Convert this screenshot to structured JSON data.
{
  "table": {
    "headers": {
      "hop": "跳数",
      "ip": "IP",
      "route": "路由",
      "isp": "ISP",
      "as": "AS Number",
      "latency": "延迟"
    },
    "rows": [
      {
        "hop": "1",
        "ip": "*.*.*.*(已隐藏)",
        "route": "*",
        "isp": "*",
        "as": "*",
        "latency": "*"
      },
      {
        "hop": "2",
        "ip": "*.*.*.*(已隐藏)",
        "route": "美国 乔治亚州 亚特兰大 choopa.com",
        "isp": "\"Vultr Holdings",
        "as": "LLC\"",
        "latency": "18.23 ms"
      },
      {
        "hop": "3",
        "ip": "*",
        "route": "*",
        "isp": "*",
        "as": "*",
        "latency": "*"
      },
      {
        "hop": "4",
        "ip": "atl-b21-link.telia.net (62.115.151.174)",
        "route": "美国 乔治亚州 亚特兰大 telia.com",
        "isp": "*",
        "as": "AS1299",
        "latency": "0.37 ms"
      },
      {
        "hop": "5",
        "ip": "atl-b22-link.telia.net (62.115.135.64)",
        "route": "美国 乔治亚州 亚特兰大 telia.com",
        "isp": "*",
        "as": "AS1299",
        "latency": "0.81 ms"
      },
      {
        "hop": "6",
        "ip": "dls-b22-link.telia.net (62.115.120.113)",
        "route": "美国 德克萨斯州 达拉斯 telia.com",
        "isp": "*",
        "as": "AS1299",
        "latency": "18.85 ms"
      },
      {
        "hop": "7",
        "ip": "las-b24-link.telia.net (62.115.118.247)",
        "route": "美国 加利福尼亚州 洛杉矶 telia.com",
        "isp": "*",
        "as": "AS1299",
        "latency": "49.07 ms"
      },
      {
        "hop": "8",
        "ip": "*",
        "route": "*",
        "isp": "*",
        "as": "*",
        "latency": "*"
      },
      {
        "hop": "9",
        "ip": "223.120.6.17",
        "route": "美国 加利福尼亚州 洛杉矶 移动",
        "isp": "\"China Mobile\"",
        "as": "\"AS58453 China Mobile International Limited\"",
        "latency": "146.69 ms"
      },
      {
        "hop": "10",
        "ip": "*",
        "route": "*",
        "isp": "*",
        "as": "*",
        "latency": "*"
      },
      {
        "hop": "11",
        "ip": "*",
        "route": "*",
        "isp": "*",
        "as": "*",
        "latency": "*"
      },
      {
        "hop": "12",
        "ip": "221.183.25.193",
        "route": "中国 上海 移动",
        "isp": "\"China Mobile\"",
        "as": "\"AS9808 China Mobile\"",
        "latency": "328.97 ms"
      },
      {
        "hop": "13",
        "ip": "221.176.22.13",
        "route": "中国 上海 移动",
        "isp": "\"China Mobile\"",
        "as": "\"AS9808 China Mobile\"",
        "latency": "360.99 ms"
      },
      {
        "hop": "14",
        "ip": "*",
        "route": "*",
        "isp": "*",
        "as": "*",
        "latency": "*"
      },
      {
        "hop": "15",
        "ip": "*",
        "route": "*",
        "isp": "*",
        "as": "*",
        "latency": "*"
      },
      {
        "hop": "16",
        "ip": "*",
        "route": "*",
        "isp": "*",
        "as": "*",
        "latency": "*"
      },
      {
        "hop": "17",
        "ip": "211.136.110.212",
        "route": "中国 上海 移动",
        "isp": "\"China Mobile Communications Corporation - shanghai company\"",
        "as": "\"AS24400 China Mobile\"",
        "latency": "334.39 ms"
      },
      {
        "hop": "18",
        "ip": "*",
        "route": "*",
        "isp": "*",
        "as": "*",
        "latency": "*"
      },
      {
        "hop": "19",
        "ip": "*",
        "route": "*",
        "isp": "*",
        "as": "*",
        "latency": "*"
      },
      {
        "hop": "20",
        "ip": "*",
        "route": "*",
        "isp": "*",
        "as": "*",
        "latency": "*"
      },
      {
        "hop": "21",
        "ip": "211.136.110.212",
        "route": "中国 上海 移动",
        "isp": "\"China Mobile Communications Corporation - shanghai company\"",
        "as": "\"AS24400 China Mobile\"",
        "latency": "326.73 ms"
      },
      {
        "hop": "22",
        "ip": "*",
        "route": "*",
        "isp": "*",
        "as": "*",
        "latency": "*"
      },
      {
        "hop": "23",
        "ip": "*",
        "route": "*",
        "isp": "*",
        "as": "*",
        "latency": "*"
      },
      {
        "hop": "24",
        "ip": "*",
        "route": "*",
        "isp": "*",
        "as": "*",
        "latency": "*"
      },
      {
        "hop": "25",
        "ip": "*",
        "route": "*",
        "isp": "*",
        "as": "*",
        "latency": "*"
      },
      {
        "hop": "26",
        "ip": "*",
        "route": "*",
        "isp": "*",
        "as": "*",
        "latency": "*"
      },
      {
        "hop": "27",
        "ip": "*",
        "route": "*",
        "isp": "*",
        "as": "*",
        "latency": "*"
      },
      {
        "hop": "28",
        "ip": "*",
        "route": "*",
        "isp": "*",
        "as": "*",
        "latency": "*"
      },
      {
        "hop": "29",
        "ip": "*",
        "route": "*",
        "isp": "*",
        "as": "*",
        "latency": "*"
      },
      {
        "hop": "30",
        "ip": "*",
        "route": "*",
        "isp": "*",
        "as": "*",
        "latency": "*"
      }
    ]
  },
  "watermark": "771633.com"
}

§ What you have to do: All of the entries should be written out again exactly.

§ Solution to this task:
Convert this screenshot to structured JSON data.
{
  "table": {
    "headers": {
      "hop": "跳数",
      "ip": "IP",
      "route": "路由",
      "isp": "ISP",
      "as": "AS Number",
      "latency": "延迟"
    },
    "rows": [
      {
        "hop": "1",
        "ip": "*.*.*.*(已隐藏)",
        "route": "*",
        "isp": "*",
        "as": "*",
        "latency": "*"
      },
      {
        "hop": "2",
        "ip": "*.*.*.*(已隐藏)",
        "route": "美国 乔治亚州 亚特兰大 choopa.com",
        "isp": "\"Vultr Holdings",
        "as": "LLC\"",
        "latency": "18.23 ms"
      },
      {
        "hop": "3",
        "ip": "*",
        "route": "*",
        "isp": "*",
        "as": "*",
        "latency": "*"
      },
      {
        "hop": "4",
        "ip": "atl-b21-link.telia.net (62.115.151.174)",
        "route": "美国 乔治亚州 亚特兰大 telia.com",
        "isp": "*",
        "as": "AS1299",
        "latency": "0.37 ms"
      },
      {
        "hop": "5",
        "ip": "atl-b22-link.telia.net (62.115.135.64)",
        "route": "美国 乔治亚州 亚特兰大 telia.com",
        "isp": "*",
        "as": "AS1299",
        "latency": "0.81 ms"
      },
      {
        "hop": "6",
        "ip": "dls-b22-link.telia.net (62.115.120.113)",
        "route": "美国 德克萨斯州 达拉斯 telia.com",
        "isp": "*",
        "as": "AS1299",
        "latency": "18.85 ms"
      },
      {
        "hop": "7",
        "ip": "las-b24-link.telia.net (62.115.118.247)",
        "route": "美国 加利福尼亚州 洛杉矶 telia.com",
        "isp": "*",
        "as": "AS1299",
        "latency": "49.07 ms"
      },
      {
        "hop": "8",
        "ip": "*",
        "route": "*",
        "isp": "*",
        "as": "*",
        "latency": "*"
      },
      {
        "hop": "9",
        "ip": "223.120.6.17",
        "route": "美国 加利福尼亚州 洛杉矶 移动",
        "isp": "\"China Mobile\"",
        "as": "\"AS58453 China Mobile International Limited\"",
        "latency": "146.69 ms"
      },
      {
        "hop": "10",
        "ip": "*",
        "route": "*",
        "isp": "*",
        "as": "*",
        "latency": "*"
      },
      {
        "hop": "11",
        "ip": "*",
        "route": "*",
        "isp": "*",
        "as": "*",
        "latency": "*"
      },
      {
        "hop": "12",
        "ip": "221.183.25.193",
        "route": "中国 上海 移动",
        "isp": "\"China Mobile\"",
        "as": "\"AS9808 China Mobile\"",
        "latency": "328.97 ms"
      },
      {
        "hop": "13",
        "ip": "221.176.22.13",
        "route": "中国 上海 移动",
        "isp": "\"China Mobile\"",
        "as": "\"AS9808 China Mobile\"",
        "latency": "360.99 ms"
      },
      {
        "hop": "14",
        "ip": "*",
        "route": "*",
        "isp": "*",
        "as": "*",
        "latency": "*"
      },
      {
        "hop": "15",
        "ip": "*",
        "route": "*",
        "isp": "*",
        "as": "*",
        "latency": "*"
      },
      {
        "hop": "16",
        "ip": "*",
        "route": "*",
        "isp": "*",
        "as": "*",
        "latency": "*"
      },
      {
        "hop": "17",
        "ip": "211.136.110.212",
        "route": "中国 上海 移动",
        "isp": "\"China Mobile Communications Corporation - shanghai company\"",
        "as": "\"AS24400 China Mobile\"",
        "latency": "334.39 ms"
      },
      {
        "hop": "18",
        "ip": "*",
        "route": "*",
        "isp": "*",
        "as": "*",
        "latency": "*"
      },
      {
        "hop": "19",
        "ip": "*",
        "route": "*",
        "isp": "*",
        "as": "*",
        "latency": "*"
      },
      {
        "hop": "20",
        "ip": "*",
        "route": "*",
        "isp": "*",
        "as": "*",
        "latency": "*"
      },
      {
        "hop": "21",
        "ip": "211.136.110.212",
        "route": "中国 上海 移动",
        "isp": "\"China Mobile Communications Corporation - shanghai company\"",
        "as": "\"AS24400 China Mobile\"",
        "latency": "326.73 ms"
      },
      {
        "hop": "22",
        "ip": "*",
        "route": "*",
        "isp": "*",
        "as": "*",
        "latency": "*"
      },
      {
        "hop": "23",
        "ip": "*",
        "route": "*",
        "isp": "*",
        "as": "*",
        "latency": "*"
      },
      {
        "hop": "24",
        "ip": "*",
        "route": "*",
        "isp": "*",
        "as": "*",
        "latency": "*"
      },
      {
        "hop": "25",
        "ip": "*",
        "route": "*",
        "isp": "*",
        "as": "*",
        "latency": "*"
      },
      {
        "hop": "26",
        "ip": "*",
        "route": "*",
        "isp": "*",
        "as": "*",
        "latency": "*"
      },
      {
        "hop": "27",
        "ip": "*",
        "route": "*",
        "isp": "*",
        "as": "*",
        "latency": "*"
      },
      {
        "hop": "28",
        "ip": "*",
        "route": "*",
        "isp": "*",
        "as": "*",
        "latency": "*"
      },
      {
        "hop": "29",
        "ip": "*",
        "route": "*",
        "isp": "*",
        "as": "*",
        "latency": "*"
      },
      {
        "hop": "30",
        "ip": "*",
        "route": "*",
        "isp": "*",
        "as": "*",
        "latency": "*"
      }
    ]
  },
  "watermark": "771633.com"
}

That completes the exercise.